> **YOUR INSTRUCTIONS**: Output every record word for word.

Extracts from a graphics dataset

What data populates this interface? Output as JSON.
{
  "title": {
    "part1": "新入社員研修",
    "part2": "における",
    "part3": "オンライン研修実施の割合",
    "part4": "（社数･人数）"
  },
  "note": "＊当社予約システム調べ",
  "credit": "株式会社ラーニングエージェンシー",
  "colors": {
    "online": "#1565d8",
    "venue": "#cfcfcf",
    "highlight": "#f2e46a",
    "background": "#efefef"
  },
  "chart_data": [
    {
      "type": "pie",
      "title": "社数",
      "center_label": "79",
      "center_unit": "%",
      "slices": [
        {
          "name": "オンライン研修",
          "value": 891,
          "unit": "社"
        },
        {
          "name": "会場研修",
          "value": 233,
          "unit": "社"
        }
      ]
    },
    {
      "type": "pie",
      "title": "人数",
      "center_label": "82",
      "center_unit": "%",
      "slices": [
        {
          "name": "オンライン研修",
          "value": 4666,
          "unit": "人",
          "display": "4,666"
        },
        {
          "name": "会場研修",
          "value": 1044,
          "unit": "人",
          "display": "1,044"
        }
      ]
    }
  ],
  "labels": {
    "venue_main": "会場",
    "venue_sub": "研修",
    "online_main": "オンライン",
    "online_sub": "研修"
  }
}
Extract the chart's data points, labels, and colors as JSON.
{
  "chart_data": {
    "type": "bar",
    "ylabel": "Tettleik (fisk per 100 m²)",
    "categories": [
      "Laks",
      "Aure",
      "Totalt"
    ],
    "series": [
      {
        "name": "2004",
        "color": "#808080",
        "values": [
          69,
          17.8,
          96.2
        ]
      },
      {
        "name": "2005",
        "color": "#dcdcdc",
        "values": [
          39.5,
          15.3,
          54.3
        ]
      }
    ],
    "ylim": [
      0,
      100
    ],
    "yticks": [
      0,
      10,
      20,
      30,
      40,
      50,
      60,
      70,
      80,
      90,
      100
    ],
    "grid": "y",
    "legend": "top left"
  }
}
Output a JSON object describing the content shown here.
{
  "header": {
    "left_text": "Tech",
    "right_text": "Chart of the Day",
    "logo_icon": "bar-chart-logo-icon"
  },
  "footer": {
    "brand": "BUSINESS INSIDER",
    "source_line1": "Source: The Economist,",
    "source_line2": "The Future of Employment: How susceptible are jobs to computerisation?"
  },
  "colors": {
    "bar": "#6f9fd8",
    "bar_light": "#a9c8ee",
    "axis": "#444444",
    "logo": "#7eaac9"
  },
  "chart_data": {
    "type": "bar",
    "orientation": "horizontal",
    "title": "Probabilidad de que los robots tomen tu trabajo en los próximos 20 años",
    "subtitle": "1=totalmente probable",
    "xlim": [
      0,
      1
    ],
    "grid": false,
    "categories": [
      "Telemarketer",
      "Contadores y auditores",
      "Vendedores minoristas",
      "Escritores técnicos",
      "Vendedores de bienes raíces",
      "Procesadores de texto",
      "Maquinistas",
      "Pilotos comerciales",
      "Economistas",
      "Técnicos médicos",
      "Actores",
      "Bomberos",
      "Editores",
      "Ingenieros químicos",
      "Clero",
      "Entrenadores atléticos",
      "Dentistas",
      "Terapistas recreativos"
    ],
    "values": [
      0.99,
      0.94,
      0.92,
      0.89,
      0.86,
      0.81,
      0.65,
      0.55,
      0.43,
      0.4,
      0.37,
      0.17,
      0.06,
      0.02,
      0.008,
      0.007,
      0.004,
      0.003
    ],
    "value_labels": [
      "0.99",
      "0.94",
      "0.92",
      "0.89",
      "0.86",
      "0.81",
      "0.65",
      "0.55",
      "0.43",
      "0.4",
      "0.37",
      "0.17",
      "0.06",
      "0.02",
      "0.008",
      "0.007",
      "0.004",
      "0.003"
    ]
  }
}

> **OUTPUT BELOW**:
What data populates this interface? Output as JSON.
{
  "title": {
    "part1": "新入社員研修",
    "part2": "における",
    "part3": "オンライン研修実施の割合",
    "part4": "（社数･人数）"
  },
  "note": "＊当社予約システム調べ",
  "credit": "株式会社ラーニングエージェンシー",
  "colors": {
    "online": "#1565d8",
    "venue": "#cfcfcf",
    "highlight": "#f2e46a",
    "background": "#efefef"
  },
  "chart_data": [
    {
      "type": "pie",
      "title": "社数",
      "center_label": "79",
      "center_unit": "%",
      "slices": [
        {
          "name": "オンライン研修",
          "value": 891,
          "unit": "社"
        },
        {
          "name": "会場研修",
          "value": 233,
          "unit": "社"
        }
      ]
    },
    {
      "type": "pie",
      "title": "人数",
      "center_label": "82",
      "center_unit": "%",
      "slices": [
        {
          "name": "オンライン研修",
          "value": 4666,
          "unit": "人",
          "display": "4,666"
        },
        {
          "name": "会場研修",
          "value": 1044,
          "unit": "人",
          "display": "1,044"
        }
      ]
    }
  ],
  "labels": {
    "venue_main": "会場",
    "venue_sub": "研修",
    "online_main": "オンライン",
    "online_sub": "研修"
  }
}
Extract the chart's data points, labels, and colors as JSON.
{
  "chart_data": {
    "type": "bar",
    "ylabel": "Tettleik (fisk per 100 m²)",
    "categories": [
      "Laks",
      "Aure",
      "Totalt"
    ],
    "series": [
      {
        "name": "2004",
        "color": "#808080",
        "values": [
          69,
          17.8,
          96.2
        ]
      },
      {
        "name": "2005",
        "color": "#dcdcdc",
        "values": [
          39.5,
          15.3,
          54.3
        ]
      }
    ],
    "ylim": [
      0,
      100
    ],
    "yticks": [
      0,
      10,
      20,
      30,
      40,
      50,
      60,
      70,
      80,
      90,
      100
    ],
    "grid": "y",
    "legend": "top left"
  }
}
Output a JSON object describing the content shown here.
{
  "header": {
    "left_text": "Tech",
    "right_text": "Chart of the Day",
    "logo_icon": "bar-chart-logo-icon"
  },
  "footer": {
    "brand": "BUSINESS INSIDER",
    "source_line1": "Source: The Economist,",
    "source_line2": "The Future of Employment: How susceptible are jobs to computerisation?"
  },
  "colors": {
    "bar": "#6f9fd8",
    "bar_light": "#a9c8ee",
    "axis": "#444444",
    "logo": "#7eaac9"
  },
  "chart_data": {
    "type": "bar",
    "orientation": "horizontal",
    "title": "Probabilidad de que los robots tomen tu trabajo en los próximos 20 años",
    "subtitle": "1=totalmente probable",
    "xlim": [
      0,
      1
    ],
    "grid": false,
    "categories": [
      "Telemarketer",
      "Contadores y auditores",
      "Vendedores minoristas",
      "Escritores técnicos",
      "Vendedores de bienes raíces",
      "Procesadores de texto",
      "Maquinistas",
      "Pilotos comerciales",
      "Economistas",
      "Técnicos médicos",
      "Actores",
      "Bomberos",
      "Editores",
      "Ingenieros químicos",
      "Clero",
      "Entrenadores atléticos",
      "Dentistas",
      "Terapistas recreativos"
    ],
    "values": [
      0.99,
      0.94,
      0.92,
      0.89,
      0.86,
      0.81,
      0.65,
      0.55,
      0.43,
      0.4,
      0.37,
      0.17,
      0.06,
      0.02,
      0.008,
      0.007,
      0.004,
      0.003
    ],
    "value_labels": [
      "0.99",
      "0.94",
      "0.92",
      "0.89",
      "0.86",
      "0.81",
      "0.65",
      "0.55",
      "0.43",
      "0.4",
      "0.37",
      "0.17",
      "0.06",
      "0.02",
      "0.008",
      "0.007",
      "0.004",
      "0.003"
    ]
  }
}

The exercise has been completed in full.